## start SUPPLIED ENTRIES

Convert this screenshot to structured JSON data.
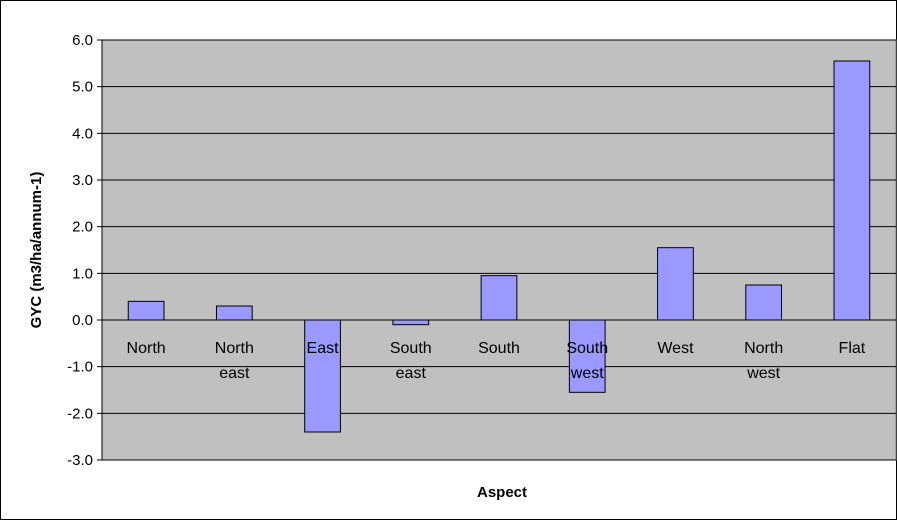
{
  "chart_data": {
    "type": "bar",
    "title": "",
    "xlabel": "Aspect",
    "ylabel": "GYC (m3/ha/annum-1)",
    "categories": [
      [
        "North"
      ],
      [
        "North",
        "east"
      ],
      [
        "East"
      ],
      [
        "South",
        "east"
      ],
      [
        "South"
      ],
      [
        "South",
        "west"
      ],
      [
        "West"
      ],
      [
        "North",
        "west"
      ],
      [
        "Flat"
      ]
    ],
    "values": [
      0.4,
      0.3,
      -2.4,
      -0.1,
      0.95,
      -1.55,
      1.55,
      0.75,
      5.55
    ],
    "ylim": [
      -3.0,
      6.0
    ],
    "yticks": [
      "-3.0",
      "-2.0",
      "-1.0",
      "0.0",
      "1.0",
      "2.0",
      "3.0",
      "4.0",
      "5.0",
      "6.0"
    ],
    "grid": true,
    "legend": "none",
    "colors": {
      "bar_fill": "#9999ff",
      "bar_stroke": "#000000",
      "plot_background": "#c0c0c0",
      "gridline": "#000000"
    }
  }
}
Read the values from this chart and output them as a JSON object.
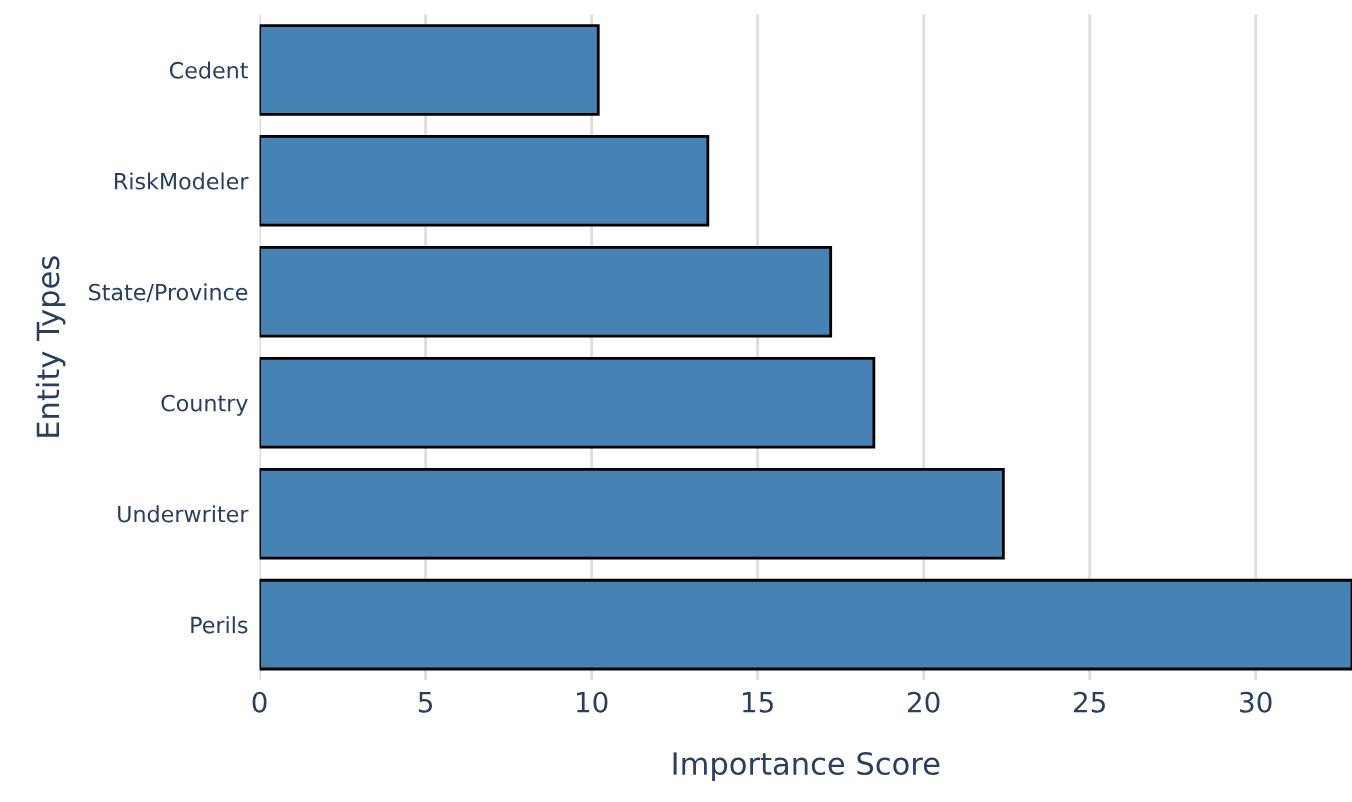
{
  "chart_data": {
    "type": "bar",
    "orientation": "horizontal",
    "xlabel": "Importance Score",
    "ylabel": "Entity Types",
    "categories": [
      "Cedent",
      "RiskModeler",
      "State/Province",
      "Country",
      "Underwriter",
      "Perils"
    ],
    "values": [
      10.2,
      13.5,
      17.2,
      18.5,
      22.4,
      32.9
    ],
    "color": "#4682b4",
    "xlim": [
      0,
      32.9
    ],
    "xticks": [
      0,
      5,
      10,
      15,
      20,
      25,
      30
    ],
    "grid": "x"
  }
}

## end SUPPLIED ENTRIES
## start SUPPLIED ENTRIES

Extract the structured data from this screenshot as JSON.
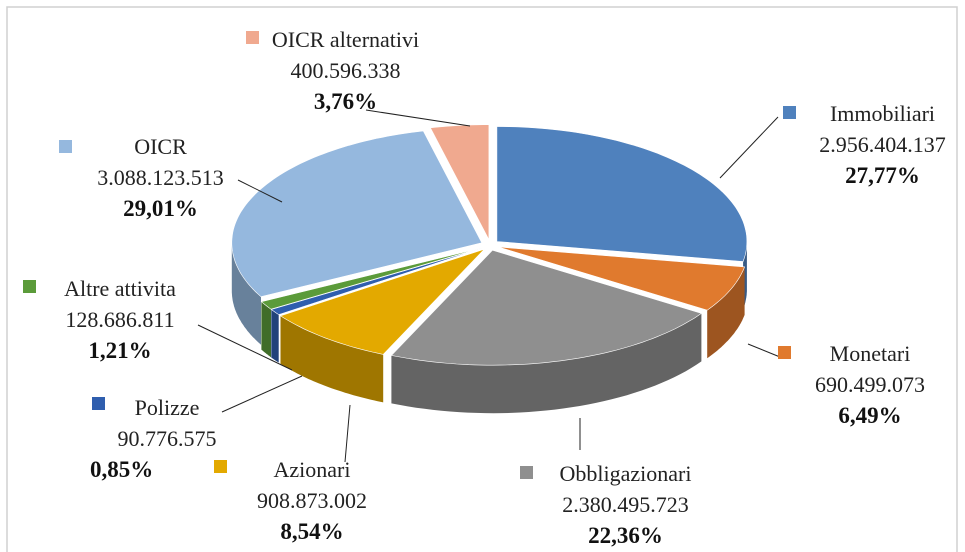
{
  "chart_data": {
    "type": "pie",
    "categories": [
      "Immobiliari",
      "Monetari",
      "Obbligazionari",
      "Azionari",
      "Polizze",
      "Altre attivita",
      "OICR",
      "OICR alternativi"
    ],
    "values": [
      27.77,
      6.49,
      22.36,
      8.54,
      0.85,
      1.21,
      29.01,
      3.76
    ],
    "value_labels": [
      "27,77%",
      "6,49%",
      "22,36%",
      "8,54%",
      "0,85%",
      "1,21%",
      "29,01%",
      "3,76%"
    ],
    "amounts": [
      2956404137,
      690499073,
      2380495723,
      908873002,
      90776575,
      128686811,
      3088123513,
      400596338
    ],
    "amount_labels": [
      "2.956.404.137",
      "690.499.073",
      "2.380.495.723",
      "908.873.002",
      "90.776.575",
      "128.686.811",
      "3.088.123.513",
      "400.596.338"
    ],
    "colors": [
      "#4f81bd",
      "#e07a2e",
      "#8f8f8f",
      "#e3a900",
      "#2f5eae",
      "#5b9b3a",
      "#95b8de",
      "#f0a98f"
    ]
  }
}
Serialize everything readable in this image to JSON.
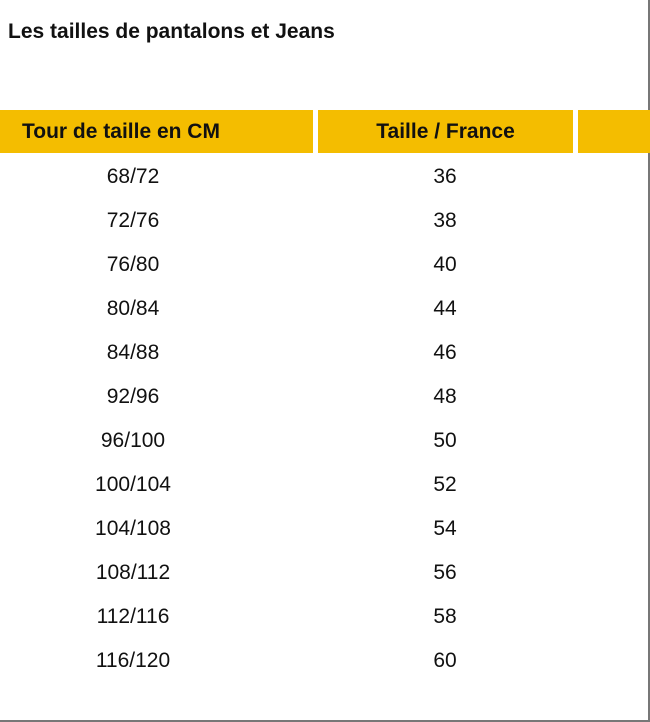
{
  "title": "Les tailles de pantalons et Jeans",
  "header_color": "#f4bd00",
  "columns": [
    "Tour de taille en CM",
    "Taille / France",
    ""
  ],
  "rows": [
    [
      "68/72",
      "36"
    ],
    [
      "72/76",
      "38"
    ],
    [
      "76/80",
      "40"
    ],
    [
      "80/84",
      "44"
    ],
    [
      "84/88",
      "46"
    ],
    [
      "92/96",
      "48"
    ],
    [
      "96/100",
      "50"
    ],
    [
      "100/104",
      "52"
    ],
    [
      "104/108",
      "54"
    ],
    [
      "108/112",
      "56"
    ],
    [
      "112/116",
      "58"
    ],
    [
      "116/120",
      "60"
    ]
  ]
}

## end SUPPLIED ENTRIES

EXERCISE BRIEF: Check each line above for "title" and return the ones that have it.

RESULT:
    "title": "",
  "title": "Les tailles de pantalons et Jeans",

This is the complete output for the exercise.